» **GOAL OF THE EXERCISE**
Write out all the data again, exactly as it stands.

» **TASK MATERIAL**
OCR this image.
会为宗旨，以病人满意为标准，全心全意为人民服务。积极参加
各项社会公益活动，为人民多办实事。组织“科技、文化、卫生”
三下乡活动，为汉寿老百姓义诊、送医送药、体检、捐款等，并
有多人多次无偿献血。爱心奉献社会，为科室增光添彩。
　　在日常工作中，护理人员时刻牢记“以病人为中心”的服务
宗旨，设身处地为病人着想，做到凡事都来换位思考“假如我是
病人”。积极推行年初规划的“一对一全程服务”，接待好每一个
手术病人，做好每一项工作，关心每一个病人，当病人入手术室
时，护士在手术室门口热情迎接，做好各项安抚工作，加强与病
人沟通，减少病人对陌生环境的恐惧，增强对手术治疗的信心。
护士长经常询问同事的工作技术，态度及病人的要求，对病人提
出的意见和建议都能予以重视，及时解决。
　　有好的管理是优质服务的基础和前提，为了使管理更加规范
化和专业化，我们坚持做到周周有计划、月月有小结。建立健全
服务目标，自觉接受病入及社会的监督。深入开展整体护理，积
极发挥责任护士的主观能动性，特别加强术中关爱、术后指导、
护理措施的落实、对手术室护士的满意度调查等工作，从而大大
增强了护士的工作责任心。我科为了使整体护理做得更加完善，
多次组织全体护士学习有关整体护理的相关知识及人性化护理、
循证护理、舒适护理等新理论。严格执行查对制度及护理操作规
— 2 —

» **SOLUTION FOR THIS PROBLEM**
OCR this image.
会为宗旨，以病人满意为标准，全心全意为人民服务。积极参加
各项社会公益活动，为人民多办实事。组织“科技、文化、卫生”
三下乡活动，为汉寿老百姓义诊、送医送药、体检、捐款等，并
有多人多次无偿献血。爱心奉献社会，为科室增光添彩。
　　在日常工作中，护理人员时刻牢记“以病人为中心”的服务
宗旨，设身处地为病人着想，做到凡事都来换位思考“假如我是
病人”。积极推行年初规划的“一对一全程服务”，接待好每一个
手术病人，做好每一项工作，关心每一个病人，当病人入手术室
时，护士在手术室门口热情迎接，做好各项安抚工作，加强与病
人沟通，减少病人对陌生环境的恐惧，增强对手术治疗的信心。
护士长经常询问同事的工作技术，态度及病人的要求，对病人提
出的意见和建议都能予以重视，及时解决。
　　有好的管理是优质服务的基础和前提，为了使管理更加规范
化和专业化，我们坚持做到周周有计划、月月有小结。建立健全
服务目标，自觉接受病入及社会的监督。深入开展整体护理，积
极发挥责任护士的主观能动性，特别加强术中关爱、术后指导、
护理措施的落实、对手术室护士的满意度调查等工作，从而大大
增强了护士的工作责任心。我科为了使整体护理做得更加完善，
多次组织全体护士学习有关整体护理的相关知识及人性化护理、
循证护理、舒适护理等新理论。严格执行查对制度及护理操作规
— 2 —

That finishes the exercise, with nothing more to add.